Exercise material:

::::::::::

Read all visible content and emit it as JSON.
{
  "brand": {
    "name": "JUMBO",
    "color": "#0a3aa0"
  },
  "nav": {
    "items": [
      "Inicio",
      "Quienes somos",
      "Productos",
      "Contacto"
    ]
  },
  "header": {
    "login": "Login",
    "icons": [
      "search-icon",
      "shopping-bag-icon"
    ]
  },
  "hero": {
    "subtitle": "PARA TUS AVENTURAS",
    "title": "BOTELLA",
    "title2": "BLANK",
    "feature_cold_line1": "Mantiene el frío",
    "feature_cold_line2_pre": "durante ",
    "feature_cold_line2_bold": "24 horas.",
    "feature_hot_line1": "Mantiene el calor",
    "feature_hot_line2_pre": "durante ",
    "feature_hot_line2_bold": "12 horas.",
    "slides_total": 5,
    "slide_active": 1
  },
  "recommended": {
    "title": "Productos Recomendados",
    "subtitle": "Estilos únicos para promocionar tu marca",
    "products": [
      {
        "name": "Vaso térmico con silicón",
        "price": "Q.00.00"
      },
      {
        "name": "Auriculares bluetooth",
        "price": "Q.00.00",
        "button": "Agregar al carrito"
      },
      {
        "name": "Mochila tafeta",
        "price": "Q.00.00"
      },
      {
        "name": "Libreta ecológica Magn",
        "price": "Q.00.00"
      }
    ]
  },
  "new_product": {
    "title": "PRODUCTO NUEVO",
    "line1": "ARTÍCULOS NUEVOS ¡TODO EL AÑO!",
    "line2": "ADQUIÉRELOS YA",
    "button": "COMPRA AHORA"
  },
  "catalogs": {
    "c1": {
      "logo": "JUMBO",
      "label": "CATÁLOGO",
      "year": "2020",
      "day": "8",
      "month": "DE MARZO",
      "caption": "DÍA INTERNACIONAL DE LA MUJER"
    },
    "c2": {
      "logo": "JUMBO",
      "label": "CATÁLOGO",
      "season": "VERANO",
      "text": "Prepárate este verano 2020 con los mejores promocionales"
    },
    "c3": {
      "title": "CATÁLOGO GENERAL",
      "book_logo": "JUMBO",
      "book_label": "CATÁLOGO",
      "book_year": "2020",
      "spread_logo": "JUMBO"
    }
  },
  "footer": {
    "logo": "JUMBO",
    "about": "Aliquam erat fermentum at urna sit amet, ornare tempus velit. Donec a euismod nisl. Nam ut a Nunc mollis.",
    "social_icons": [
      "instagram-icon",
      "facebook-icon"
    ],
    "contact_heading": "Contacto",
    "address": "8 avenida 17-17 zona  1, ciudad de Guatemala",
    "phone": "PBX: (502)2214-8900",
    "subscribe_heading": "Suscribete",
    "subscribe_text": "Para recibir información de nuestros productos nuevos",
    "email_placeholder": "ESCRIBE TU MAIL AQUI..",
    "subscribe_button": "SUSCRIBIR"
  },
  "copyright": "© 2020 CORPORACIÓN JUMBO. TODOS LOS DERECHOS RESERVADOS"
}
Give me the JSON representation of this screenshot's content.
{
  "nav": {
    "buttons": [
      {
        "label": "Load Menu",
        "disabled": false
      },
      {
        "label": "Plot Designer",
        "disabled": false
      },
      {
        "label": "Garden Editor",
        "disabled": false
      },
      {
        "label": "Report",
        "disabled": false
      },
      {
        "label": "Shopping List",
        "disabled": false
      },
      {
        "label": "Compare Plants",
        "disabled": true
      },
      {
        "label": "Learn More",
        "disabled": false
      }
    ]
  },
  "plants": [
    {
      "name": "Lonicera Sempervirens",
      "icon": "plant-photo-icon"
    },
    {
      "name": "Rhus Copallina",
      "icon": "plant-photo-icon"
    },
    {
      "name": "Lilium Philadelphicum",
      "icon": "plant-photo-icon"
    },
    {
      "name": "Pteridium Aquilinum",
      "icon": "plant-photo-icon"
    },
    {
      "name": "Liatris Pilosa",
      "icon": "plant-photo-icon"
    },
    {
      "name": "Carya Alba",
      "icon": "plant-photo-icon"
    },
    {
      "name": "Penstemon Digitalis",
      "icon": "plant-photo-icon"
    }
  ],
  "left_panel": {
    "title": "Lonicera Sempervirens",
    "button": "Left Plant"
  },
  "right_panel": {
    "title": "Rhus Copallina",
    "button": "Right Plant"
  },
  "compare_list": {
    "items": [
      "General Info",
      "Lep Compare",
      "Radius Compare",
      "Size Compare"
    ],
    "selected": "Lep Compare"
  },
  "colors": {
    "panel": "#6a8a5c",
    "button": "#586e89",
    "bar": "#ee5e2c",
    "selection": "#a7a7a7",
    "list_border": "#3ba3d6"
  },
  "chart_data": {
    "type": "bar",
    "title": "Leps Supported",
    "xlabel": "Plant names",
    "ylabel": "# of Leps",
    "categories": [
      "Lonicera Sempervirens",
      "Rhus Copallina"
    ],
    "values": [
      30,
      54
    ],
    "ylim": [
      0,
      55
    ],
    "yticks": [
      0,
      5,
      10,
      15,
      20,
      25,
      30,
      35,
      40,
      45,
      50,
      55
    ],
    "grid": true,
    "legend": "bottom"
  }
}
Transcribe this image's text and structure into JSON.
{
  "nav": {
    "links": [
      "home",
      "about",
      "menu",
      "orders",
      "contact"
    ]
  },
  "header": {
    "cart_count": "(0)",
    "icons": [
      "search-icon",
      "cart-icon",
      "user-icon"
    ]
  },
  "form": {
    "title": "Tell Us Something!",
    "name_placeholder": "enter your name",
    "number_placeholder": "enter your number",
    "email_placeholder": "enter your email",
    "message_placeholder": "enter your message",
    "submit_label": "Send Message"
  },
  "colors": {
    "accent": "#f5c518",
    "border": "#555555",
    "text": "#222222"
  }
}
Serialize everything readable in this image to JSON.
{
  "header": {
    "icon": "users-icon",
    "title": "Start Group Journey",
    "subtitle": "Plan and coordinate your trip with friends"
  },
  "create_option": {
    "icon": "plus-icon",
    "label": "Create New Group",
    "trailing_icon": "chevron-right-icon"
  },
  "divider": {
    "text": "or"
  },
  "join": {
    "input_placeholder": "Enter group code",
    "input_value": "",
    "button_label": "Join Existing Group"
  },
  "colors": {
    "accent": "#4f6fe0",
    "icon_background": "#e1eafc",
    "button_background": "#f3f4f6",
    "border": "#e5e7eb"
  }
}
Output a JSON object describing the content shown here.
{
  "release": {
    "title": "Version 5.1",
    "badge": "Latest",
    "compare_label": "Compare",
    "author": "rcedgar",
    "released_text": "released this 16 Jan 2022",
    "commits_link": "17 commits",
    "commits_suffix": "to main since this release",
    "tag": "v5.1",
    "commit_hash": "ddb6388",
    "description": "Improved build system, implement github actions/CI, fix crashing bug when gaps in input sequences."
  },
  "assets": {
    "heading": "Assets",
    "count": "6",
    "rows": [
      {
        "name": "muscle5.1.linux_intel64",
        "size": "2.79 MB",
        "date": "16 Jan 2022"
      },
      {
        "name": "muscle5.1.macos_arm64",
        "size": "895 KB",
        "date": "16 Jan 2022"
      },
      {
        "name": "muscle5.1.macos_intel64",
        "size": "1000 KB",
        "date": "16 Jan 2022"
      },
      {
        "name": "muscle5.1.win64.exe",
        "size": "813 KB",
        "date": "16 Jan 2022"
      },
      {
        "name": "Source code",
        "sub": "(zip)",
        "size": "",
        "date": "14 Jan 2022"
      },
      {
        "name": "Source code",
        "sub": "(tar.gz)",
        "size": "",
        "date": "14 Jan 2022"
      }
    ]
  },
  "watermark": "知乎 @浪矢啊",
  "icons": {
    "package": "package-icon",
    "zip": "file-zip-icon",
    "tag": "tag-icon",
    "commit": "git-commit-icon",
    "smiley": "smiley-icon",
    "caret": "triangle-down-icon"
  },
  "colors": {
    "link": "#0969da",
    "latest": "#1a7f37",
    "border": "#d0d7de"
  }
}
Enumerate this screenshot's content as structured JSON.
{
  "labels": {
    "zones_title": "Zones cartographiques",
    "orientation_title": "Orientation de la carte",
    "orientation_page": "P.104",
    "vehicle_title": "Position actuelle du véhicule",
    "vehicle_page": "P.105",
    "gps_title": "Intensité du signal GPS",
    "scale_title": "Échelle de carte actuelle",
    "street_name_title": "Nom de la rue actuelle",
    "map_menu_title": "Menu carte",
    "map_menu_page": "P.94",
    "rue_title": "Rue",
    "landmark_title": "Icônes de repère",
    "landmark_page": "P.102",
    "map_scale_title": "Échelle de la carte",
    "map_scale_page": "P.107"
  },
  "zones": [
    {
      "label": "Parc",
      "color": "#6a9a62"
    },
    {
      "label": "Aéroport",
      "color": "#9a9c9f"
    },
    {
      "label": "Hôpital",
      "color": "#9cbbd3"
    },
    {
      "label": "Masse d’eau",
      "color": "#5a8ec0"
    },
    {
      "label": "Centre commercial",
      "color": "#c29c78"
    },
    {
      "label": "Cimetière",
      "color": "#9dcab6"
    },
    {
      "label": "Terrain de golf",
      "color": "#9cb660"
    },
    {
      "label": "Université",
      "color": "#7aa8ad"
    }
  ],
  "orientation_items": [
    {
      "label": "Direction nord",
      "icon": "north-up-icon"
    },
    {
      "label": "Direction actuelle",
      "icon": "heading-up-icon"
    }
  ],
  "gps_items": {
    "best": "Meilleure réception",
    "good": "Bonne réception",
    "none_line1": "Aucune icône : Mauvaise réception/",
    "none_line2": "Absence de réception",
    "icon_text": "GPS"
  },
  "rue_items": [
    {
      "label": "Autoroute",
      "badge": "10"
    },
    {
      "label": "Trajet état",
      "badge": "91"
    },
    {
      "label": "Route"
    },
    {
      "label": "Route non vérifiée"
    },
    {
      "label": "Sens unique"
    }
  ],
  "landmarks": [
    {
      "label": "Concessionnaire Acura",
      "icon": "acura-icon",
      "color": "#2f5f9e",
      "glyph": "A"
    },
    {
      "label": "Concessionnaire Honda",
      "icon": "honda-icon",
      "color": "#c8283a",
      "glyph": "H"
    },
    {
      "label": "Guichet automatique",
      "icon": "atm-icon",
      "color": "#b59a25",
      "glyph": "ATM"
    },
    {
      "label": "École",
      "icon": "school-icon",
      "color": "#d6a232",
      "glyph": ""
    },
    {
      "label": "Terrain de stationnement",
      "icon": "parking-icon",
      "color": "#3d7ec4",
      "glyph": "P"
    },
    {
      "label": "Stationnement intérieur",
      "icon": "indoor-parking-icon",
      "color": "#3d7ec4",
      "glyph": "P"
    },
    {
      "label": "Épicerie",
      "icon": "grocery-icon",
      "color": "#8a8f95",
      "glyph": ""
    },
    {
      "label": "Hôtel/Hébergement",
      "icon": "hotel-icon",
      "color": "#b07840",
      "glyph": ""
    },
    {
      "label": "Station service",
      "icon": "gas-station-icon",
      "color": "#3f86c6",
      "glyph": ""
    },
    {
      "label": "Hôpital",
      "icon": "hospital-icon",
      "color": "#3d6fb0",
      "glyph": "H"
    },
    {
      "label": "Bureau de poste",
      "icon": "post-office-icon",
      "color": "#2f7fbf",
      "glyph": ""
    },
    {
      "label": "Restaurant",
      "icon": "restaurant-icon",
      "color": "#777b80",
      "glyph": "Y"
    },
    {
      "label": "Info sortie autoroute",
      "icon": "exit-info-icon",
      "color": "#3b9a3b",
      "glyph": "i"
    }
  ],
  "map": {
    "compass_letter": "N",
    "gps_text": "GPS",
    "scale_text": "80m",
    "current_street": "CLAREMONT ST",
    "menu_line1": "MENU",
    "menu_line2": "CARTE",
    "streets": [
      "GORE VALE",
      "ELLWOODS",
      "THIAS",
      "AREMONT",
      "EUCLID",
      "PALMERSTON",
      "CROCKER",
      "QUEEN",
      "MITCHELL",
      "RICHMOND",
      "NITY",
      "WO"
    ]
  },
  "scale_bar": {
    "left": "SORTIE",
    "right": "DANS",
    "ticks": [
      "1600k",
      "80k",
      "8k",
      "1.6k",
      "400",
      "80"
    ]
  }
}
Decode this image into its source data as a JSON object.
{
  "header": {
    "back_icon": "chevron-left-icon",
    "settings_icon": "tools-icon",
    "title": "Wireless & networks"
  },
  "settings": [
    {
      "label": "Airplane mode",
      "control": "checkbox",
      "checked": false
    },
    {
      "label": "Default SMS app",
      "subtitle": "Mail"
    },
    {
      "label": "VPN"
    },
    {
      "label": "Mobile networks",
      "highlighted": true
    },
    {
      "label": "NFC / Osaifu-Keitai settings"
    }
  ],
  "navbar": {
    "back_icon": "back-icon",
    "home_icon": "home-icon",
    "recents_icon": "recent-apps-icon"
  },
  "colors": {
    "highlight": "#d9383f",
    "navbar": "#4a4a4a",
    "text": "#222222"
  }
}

::::::::::

Return, word for word, each line from the line that contains "Decode this image" to the end of the listing above; include both end lines and nothing else.

Decode this image into its source data as a JSON object.
{
  "header": {
    "back_icon": "chevron-left-icon",
    "settings_icon": "tools-icon",
    "title": "Wireless & networks"
  },
  "settings": [
    {
      "label": "Airplane mode",
      "control": "checkbox",
      "checked": false
    },
    {
      "label": "Default SMS app",
      "subtitle": "Mail"
    },
    {
      "label": "VPN"
    },
    {
      "label": "Mobile networks",
      "highlighted": true
    },
    {
      "label": "NFC / Osaifu-Keitai settings"
    }
  ],
  "navbar": {
    "back_icon": "back-icon",
    "home_icon": "home-icon",
    "recents_icon": "recent-apps-icon"
  },
  "colors": {
    "highlight": "#d9383f",
    "navbar": "#4a4a4a",
    "text": "#222222"
  }
}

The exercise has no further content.